§ **What to work on**
Reproduce verbatim only the lines from the one containing "Transcribe this image's" through the last line below, both included.

━━ Data entries

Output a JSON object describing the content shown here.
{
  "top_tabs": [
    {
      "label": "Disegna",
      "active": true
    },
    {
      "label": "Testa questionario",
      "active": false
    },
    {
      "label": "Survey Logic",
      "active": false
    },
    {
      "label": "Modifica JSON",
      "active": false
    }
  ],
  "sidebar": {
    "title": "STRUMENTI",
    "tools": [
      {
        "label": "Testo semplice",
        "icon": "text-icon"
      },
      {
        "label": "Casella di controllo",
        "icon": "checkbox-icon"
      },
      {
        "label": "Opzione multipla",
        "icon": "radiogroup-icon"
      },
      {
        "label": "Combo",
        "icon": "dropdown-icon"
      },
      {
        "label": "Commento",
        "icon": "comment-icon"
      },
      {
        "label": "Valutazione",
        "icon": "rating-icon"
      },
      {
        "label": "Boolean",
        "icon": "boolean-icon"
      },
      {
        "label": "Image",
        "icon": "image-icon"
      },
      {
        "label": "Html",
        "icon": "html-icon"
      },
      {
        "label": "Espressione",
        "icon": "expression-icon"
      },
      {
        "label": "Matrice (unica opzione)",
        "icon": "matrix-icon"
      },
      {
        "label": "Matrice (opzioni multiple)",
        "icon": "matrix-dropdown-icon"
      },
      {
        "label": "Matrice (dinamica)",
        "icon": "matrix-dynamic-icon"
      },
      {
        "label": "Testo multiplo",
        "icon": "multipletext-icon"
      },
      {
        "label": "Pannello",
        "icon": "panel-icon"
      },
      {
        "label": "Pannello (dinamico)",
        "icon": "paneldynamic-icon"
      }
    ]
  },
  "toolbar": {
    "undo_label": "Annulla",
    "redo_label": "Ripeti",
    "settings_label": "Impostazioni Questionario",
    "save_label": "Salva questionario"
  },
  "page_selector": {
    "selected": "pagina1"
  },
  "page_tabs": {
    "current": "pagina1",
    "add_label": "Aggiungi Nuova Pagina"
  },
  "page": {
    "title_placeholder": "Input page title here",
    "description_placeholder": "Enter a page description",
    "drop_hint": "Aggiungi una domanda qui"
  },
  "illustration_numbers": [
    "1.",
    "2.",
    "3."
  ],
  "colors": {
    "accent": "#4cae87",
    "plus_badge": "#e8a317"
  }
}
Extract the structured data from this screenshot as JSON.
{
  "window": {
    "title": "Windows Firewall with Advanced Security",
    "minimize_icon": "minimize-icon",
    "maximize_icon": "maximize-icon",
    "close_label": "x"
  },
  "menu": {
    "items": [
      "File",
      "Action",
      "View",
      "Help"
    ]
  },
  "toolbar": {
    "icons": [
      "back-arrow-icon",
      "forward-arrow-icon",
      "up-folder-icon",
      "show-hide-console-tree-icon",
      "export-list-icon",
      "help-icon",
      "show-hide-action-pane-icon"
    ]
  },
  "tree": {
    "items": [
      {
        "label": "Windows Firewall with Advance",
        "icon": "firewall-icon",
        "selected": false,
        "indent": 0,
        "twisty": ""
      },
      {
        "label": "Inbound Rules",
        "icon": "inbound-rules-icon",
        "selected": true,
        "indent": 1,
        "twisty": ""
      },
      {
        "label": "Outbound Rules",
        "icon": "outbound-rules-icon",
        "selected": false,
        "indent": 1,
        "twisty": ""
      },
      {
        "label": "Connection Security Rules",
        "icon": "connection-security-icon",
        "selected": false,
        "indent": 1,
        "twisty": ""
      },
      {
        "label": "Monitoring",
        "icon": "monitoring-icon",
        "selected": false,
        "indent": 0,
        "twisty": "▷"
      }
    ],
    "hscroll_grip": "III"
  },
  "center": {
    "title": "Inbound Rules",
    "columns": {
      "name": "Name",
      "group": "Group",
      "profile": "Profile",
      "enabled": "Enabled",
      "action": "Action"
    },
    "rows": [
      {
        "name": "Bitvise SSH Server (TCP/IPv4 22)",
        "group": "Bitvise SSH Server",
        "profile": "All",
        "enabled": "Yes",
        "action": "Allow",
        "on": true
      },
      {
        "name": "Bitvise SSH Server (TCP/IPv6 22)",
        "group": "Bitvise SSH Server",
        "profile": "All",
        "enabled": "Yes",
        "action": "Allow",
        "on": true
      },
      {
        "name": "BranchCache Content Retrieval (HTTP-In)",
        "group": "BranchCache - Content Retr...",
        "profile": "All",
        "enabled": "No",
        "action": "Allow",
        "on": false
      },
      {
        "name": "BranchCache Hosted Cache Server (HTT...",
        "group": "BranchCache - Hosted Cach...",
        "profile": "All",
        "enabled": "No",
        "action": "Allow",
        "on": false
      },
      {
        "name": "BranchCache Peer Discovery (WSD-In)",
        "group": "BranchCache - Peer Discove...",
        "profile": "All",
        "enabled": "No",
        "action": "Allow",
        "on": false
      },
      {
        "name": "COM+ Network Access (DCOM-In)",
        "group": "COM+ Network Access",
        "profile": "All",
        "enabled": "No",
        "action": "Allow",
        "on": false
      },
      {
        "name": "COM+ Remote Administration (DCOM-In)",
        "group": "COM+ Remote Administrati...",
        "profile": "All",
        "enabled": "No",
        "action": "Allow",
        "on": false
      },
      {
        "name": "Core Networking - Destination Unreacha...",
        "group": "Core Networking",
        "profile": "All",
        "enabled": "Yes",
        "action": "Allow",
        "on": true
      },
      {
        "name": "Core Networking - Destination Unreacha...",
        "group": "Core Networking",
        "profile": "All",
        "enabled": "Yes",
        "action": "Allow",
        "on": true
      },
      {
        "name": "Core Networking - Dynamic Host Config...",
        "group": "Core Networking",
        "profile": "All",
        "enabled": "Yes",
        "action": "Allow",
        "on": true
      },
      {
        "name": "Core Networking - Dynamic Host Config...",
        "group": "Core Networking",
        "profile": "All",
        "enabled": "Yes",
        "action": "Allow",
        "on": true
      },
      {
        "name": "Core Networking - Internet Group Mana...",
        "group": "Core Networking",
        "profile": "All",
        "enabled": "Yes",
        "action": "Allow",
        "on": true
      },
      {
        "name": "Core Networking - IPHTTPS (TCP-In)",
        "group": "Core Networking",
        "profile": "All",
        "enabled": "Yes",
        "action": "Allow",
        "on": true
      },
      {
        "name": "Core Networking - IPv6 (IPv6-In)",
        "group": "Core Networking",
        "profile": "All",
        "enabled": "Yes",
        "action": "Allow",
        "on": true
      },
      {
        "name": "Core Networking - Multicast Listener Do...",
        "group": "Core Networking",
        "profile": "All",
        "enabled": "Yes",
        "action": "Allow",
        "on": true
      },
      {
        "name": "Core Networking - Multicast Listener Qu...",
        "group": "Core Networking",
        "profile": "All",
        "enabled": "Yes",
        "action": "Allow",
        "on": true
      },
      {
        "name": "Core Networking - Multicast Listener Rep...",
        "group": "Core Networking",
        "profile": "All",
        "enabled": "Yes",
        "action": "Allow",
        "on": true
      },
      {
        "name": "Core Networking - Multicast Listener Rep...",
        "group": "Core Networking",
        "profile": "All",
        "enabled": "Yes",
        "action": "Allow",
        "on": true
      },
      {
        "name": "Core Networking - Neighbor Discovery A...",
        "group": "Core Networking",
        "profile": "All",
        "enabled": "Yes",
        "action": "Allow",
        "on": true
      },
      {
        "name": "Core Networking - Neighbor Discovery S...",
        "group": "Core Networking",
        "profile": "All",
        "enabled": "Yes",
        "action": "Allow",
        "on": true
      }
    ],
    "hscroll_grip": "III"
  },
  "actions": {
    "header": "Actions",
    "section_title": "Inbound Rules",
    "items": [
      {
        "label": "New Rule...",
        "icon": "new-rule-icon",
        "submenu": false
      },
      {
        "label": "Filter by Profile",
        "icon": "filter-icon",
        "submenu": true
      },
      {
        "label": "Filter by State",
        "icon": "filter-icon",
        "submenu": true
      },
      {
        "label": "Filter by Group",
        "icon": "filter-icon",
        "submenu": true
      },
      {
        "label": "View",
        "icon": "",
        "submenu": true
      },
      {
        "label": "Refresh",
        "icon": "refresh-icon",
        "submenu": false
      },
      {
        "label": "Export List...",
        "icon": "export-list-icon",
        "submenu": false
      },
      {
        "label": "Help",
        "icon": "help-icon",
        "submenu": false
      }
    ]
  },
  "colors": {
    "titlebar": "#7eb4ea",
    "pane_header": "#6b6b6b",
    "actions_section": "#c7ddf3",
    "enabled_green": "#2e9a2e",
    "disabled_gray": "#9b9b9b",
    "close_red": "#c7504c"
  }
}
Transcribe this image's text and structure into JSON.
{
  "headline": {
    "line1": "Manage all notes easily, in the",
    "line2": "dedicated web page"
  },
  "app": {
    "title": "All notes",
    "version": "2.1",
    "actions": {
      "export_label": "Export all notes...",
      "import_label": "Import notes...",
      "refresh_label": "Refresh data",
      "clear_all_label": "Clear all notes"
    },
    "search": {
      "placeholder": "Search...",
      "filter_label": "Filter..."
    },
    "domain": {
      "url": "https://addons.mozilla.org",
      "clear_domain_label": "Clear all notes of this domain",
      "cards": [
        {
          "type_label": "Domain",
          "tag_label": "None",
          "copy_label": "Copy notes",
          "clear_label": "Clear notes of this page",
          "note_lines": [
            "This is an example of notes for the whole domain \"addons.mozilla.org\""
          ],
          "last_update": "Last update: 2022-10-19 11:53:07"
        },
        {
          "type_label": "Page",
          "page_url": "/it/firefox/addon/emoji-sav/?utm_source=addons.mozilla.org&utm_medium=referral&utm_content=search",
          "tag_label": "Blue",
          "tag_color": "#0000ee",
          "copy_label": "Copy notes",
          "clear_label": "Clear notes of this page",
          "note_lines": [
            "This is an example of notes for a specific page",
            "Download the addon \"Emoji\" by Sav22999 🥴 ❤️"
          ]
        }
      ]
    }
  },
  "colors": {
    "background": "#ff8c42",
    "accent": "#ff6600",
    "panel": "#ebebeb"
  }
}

━━━━

§ **Correct output**
Transcribe this image's text and structure into JSON.
{
  "headline": {
    "line1": "Manage all notes easily, in the",
    "line2": "dedicated web page"
  },
  "app": {
    "title": "All notes",
    "version": "2.1",
    "actions": {
      "export_label": "Export all notes...",
      "import_label": "Import notes...",
      "refresh_label": "Refresh data",
      "clear_all_label": "Clear all notes"
    },
    "search": {
      "placeholder": "Search...",
      "filter_label": "Filter..."
    },
    "domain": {
      "url": "https://addons.mozilla.org",
      "clear_domain_label": "Clear all notes of this domain",
      "cards": [
        {
          "type_label": "Domain",
          "tag_label": "None",
          "copy_label": "Copy notes",
          "clear_label": "Clear notes of this page",
          "note_lines": [
            "This is an example of notes for the whole domain \"addons.mozilla.org\""
          ],
          "last_update": "Last update: 2022-10-19 11:53:07"
        },
        {
          "type_label": "Page",
          "page_url": "/it/firefox/addon/emoji-sav/?utm_source=addons.mozilla.org&utm_medium=referral&utm_content=search",
          "tag_label": "Blue",
          "tag_color": "#0000ee",
          "copy_label": "Copy notes",
          "clear_label": "Clear notes of this page",
          "note_lines": [
            "This is an example of notes for a specific page",
            "Download the addon \"Emoji\" by Sav22999 🥴 ❤️"
          ]
        }
      ]
    }
  },
  "colors": {
    "background": "#ff8c42",
    "accent": "#ff6600",
    "panel": "#ebebeb"
  }
}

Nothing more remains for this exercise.